*Entries taken from a collection*
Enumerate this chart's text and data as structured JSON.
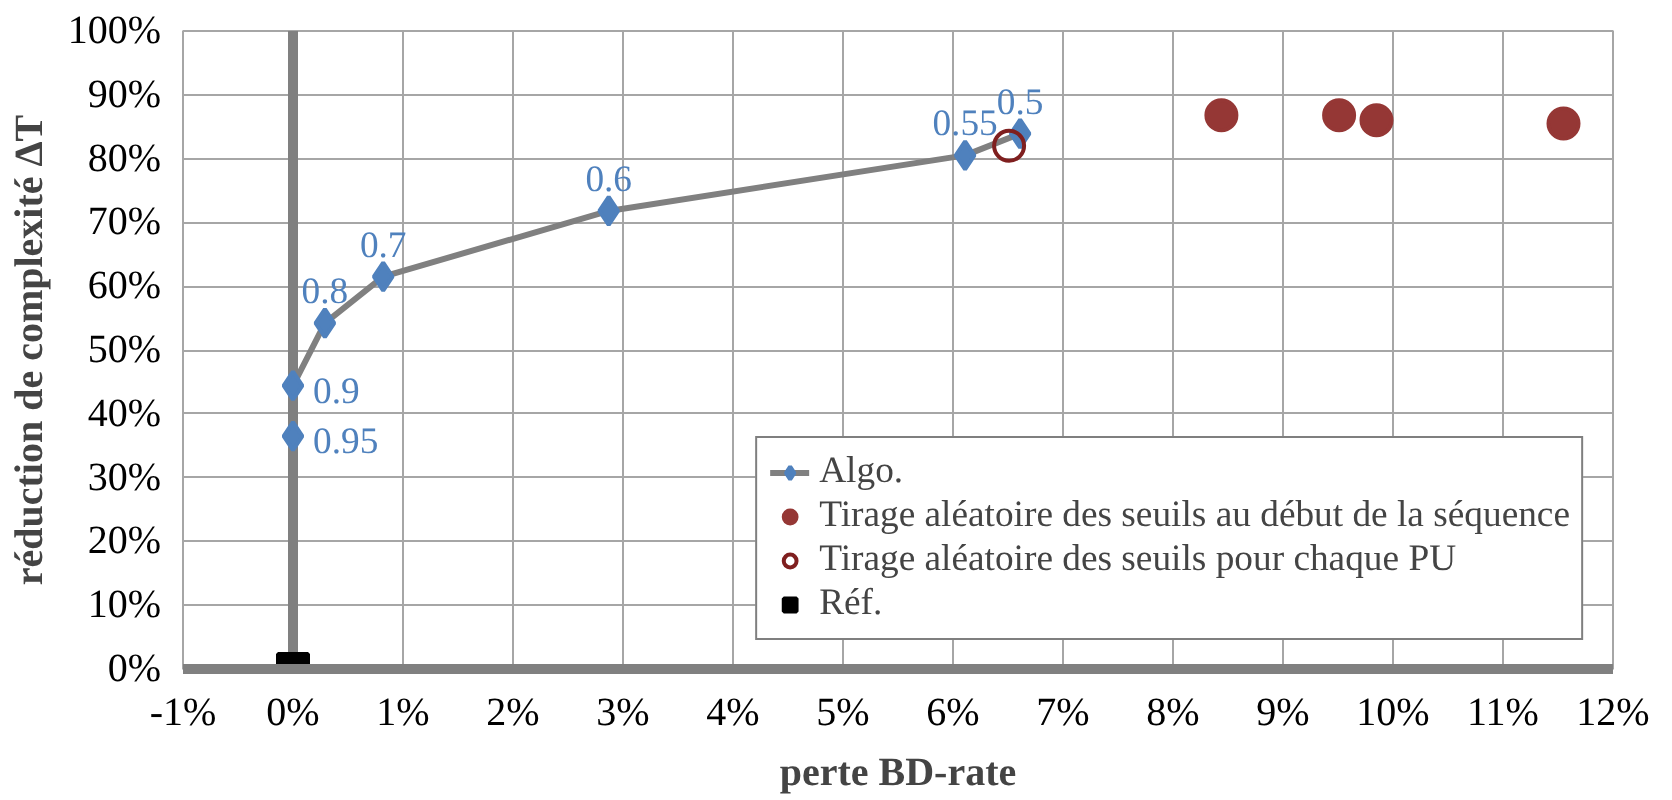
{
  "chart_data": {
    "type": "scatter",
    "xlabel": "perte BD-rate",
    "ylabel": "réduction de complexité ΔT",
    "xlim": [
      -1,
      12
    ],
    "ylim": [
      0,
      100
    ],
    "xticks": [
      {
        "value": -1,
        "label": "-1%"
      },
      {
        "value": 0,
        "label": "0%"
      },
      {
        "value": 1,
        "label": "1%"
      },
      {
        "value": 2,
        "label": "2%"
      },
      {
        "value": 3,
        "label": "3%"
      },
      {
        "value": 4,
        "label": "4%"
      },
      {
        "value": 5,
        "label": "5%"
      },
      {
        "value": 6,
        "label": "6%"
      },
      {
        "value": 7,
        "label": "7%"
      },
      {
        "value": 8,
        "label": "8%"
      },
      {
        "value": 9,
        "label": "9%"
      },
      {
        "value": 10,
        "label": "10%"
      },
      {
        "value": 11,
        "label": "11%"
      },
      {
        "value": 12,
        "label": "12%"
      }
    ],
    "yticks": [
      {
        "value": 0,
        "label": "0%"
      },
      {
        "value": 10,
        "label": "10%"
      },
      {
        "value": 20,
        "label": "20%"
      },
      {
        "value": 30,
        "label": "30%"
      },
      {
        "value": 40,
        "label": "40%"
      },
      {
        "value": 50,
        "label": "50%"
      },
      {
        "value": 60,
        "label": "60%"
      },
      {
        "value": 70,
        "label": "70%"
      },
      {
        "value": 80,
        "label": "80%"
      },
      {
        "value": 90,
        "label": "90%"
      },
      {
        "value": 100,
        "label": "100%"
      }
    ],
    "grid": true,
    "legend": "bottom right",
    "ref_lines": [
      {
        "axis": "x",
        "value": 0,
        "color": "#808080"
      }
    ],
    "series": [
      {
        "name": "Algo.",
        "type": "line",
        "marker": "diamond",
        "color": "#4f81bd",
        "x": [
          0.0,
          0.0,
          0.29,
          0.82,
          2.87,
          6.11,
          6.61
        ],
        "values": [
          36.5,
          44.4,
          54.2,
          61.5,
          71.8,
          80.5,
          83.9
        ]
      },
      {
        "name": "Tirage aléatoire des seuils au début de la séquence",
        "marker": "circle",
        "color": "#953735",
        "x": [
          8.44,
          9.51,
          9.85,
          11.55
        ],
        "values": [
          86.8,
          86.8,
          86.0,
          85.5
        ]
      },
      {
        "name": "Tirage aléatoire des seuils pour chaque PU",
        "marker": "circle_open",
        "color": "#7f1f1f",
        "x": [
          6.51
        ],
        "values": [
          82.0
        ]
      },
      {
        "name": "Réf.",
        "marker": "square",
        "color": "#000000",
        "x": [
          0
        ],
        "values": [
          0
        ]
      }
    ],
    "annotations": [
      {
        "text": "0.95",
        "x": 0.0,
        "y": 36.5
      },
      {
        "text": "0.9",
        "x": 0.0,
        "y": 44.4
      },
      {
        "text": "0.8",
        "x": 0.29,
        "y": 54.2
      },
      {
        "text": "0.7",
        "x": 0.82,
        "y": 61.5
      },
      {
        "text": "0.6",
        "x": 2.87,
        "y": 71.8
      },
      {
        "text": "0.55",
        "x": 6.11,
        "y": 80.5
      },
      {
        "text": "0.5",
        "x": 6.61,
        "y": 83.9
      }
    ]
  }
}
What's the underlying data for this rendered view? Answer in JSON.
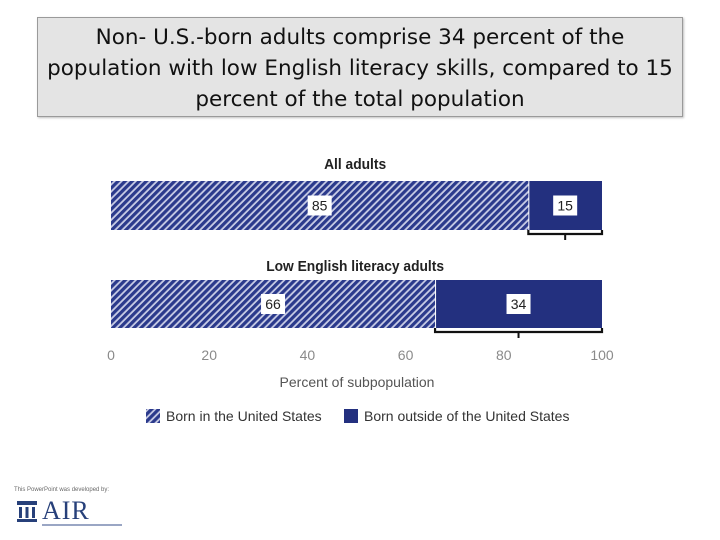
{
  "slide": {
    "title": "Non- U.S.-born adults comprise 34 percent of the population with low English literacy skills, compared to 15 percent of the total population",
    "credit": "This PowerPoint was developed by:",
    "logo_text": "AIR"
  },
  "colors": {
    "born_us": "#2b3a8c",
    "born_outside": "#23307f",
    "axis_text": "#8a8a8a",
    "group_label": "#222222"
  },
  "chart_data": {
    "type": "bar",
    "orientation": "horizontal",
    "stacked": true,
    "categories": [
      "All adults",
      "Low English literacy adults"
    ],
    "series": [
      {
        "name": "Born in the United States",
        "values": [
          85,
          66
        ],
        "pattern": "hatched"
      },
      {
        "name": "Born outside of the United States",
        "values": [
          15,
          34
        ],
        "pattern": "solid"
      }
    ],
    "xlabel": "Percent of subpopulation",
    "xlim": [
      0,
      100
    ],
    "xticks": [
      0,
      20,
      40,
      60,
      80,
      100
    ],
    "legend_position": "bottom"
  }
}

==

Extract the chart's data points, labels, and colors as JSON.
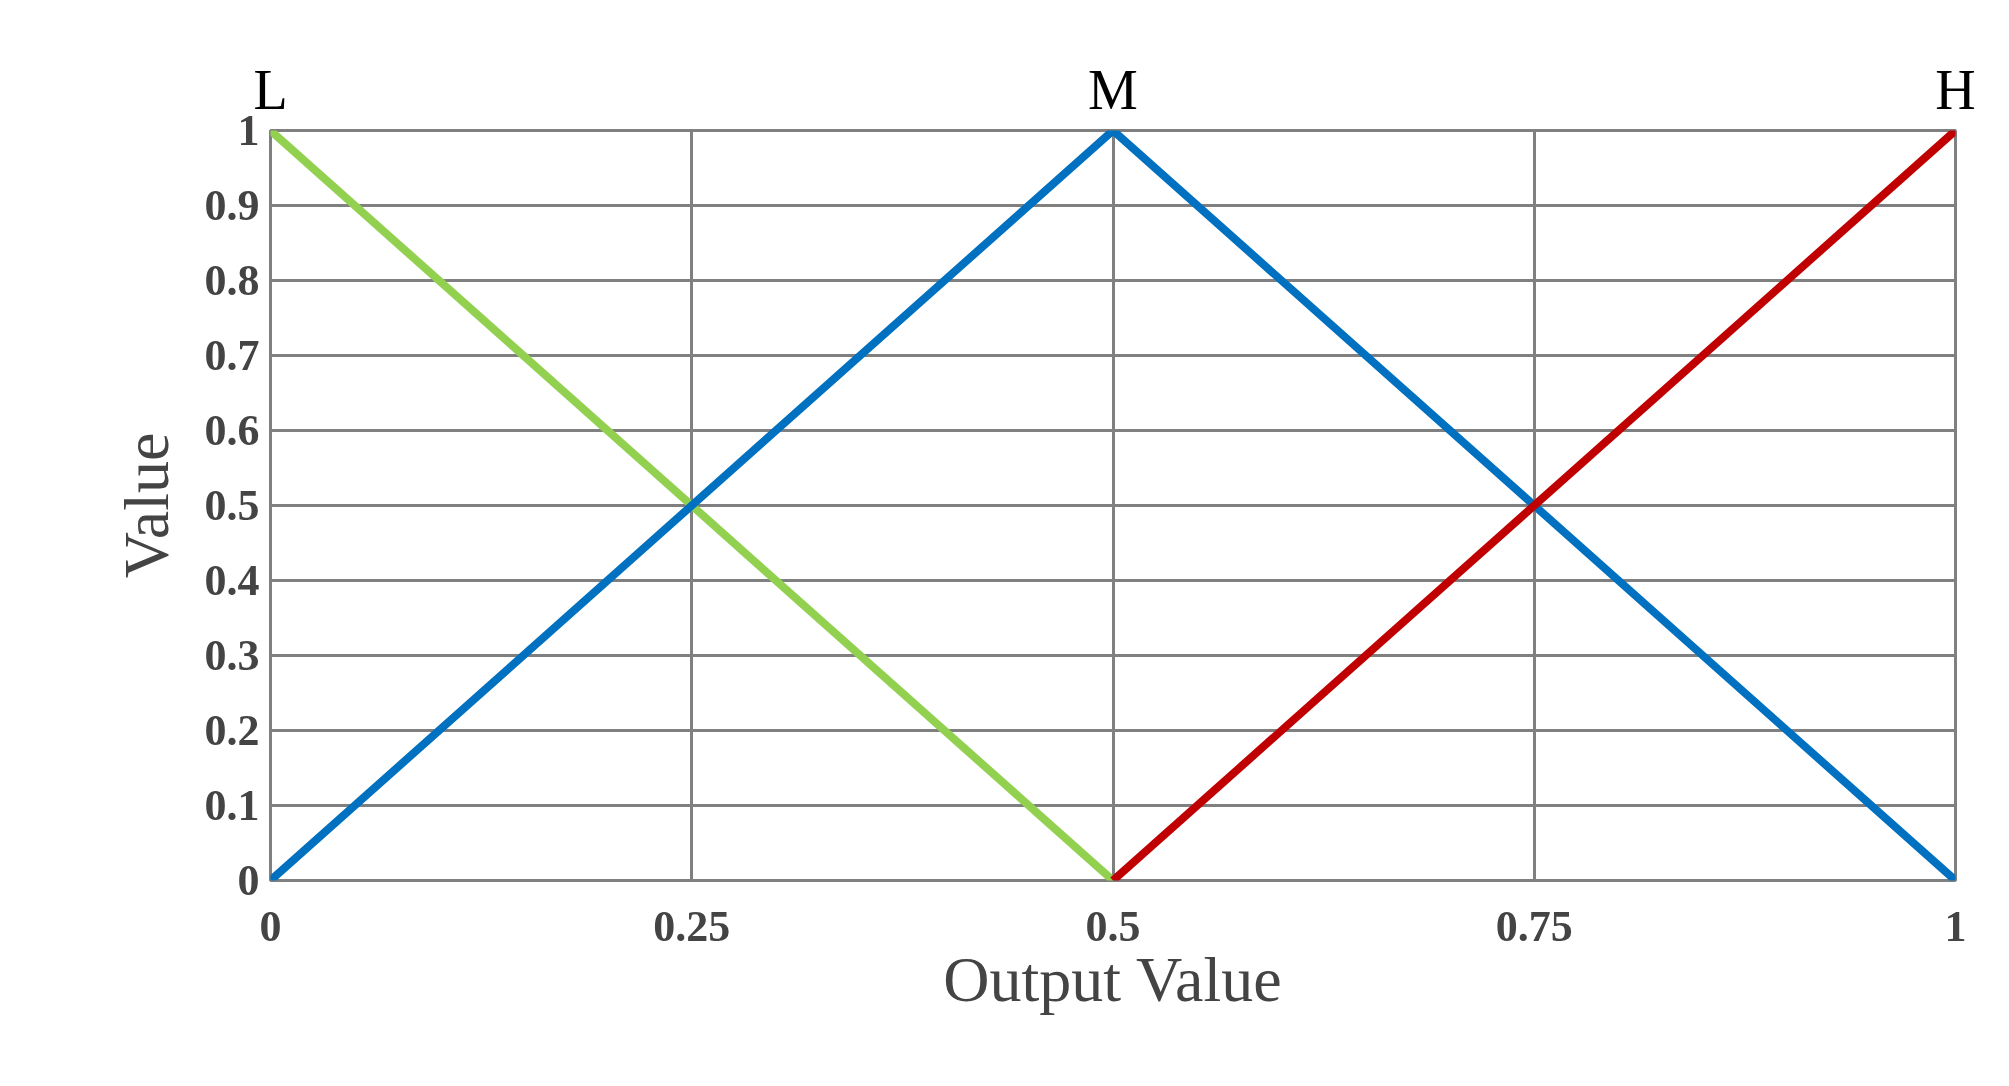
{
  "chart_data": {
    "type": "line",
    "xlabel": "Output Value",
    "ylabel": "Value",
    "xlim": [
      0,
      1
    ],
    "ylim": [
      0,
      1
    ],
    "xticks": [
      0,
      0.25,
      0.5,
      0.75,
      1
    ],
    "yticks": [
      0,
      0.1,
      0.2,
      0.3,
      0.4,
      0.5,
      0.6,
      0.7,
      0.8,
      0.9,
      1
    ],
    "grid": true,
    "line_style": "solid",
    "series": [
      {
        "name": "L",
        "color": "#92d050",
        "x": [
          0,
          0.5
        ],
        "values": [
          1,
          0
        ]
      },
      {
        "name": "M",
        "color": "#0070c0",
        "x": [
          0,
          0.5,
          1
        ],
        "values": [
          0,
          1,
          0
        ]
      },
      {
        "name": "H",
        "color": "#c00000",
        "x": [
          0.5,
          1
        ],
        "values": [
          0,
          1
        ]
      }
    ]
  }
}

==

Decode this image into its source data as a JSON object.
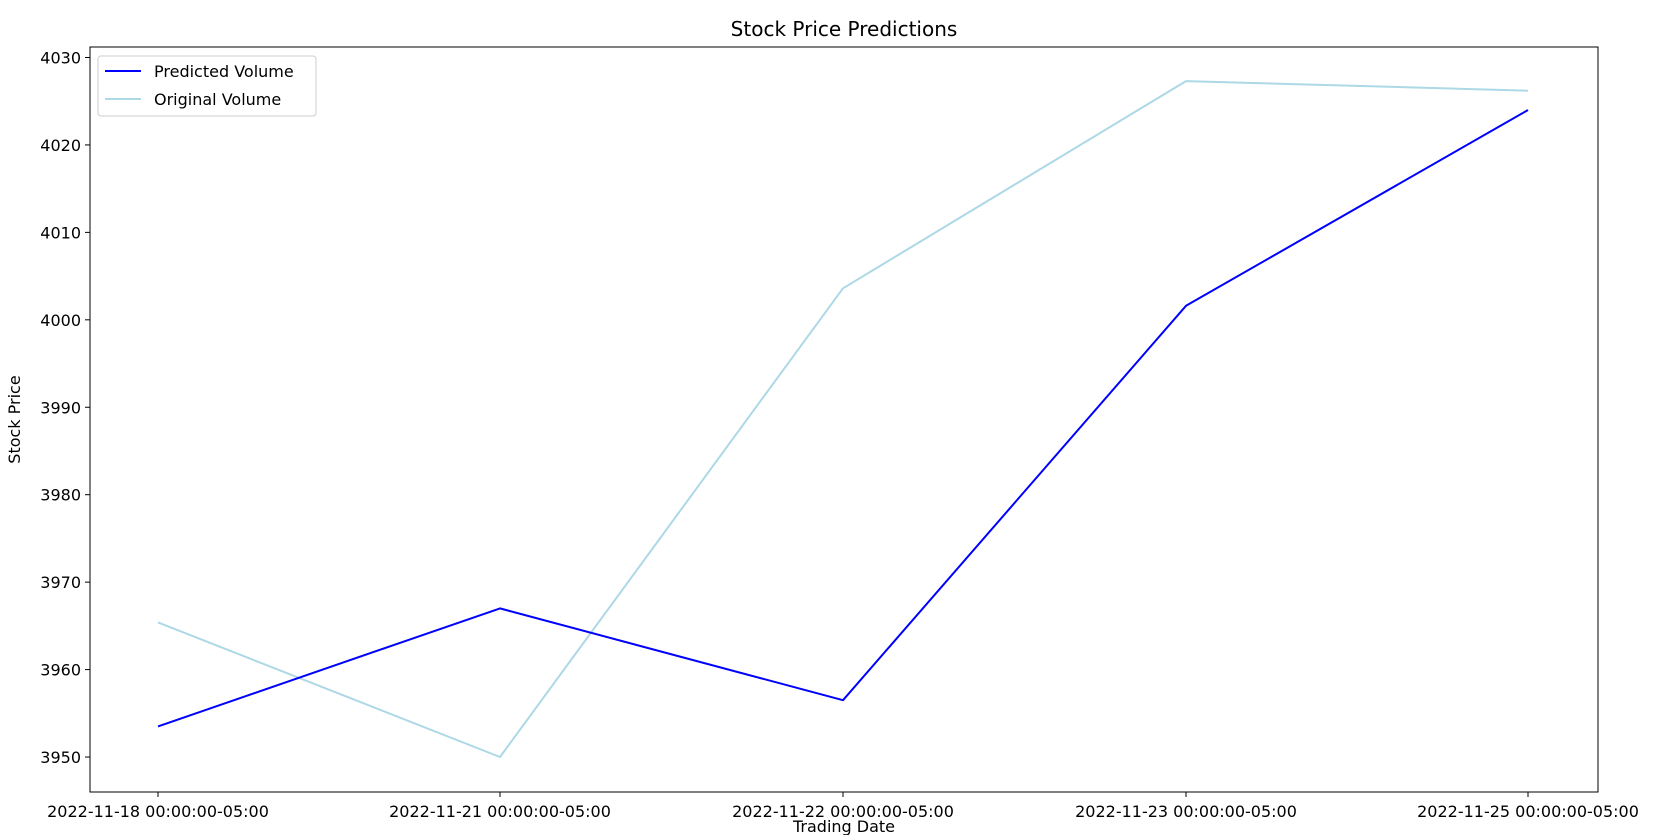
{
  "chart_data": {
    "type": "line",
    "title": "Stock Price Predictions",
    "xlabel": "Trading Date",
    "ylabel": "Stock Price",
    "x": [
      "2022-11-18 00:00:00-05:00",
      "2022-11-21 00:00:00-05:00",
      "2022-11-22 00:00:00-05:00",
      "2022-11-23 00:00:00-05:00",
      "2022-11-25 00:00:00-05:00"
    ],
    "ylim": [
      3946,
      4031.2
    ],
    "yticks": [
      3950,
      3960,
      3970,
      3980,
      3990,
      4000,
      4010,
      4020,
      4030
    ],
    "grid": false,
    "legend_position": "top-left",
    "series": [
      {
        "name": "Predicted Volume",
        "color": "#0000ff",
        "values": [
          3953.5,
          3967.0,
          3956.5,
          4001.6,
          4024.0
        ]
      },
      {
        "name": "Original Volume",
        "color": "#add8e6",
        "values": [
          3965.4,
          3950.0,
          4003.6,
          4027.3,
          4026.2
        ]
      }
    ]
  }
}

*Exercise task*
Identify each line in the records above that contains the word "English", and copy it out in full.

*Completed exercise*
    "title": "Non- U.S.-born adults comprise 34 percent of the population with low English literacy skills, compared to 15 percent of the total population",
      "Low English literacy adults"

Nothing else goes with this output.